*Short problem*.
Here are some records; return them all exactly.

*Input for this task*.
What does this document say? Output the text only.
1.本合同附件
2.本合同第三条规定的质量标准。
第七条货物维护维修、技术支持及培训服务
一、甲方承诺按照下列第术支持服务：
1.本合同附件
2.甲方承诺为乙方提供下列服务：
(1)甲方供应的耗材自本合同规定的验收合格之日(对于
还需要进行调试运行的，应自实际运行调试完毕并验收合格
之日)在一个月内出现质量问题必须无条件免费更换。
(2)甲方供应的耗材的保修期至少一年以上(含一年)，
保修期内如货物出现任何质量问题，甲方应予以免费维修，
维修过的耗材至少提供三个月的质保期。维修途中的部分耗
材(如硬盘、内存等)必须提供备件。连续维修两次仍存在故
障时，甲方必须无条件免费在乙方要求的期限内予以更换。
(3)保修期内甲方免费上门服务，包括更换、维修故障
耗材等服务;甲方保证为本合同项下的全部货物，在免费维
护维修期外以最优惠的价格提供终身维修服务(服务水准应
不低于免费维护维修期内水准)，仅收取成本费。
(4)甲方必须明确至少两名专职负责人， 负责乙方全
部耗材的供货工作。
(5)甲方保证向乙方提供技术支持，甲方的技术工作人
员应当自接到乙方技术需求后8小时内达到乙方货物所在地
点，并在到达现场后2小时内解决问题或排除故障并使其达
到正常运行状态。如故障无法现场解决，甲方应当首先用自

*Right answer*.
What does this document say? Output the text only.
1.本合同附件
2.本合同第三条规定的质量标准。
第七条货物维护维修、技术支持及培训服务
一、甲方承诺按照下列第术支持服务：
1.本合同附件
2.甲方承诺为乙方提供下列服务：
(1)甲方供应的耗材自本合同规定的验收合格之日(对于
还需要进行调试运行的，应自实际运行调试完毕并验收合格
之日)在一个月内出现质量问题必须无条件免费更换。
(2)甲方供应的耗材的保修期至少一年以上(含一年)，
保修期内如货物出现任何质量问题，甲方应予以免费维修，
维修过的耗材至少提供三个月的质保期。维修途中的部分耗
材(如硬盘、内存等)必须提供备件。连续维修两次仍存在故
障时，甲方必须无条件免费在乙方要求的期限内予以更换。
(3)保修期内甲方免费上门服务，包括更换、维修故障
耗材等服务;甲方保证为本合同项下的全部货物，在免费维
护维修期外以最优惠的价格提供终身维修服务(服务水准应
不低于免费维护维修期内水准)，仅收取成本费。
(4)甲方必须明确至少两名专职负责人， 负责乙方全
部耗材的供货工作。
(5)甲方保证向乙方提供技术支持，甲方的技术工作人
员应当自接到乙方技术需求后8小时内达到乙方货物所在地
点，并在到达现场后2小时内解决问题或排除故障并使其达
到正常运行状态。如故障无法现场解决，甲方应当首先用自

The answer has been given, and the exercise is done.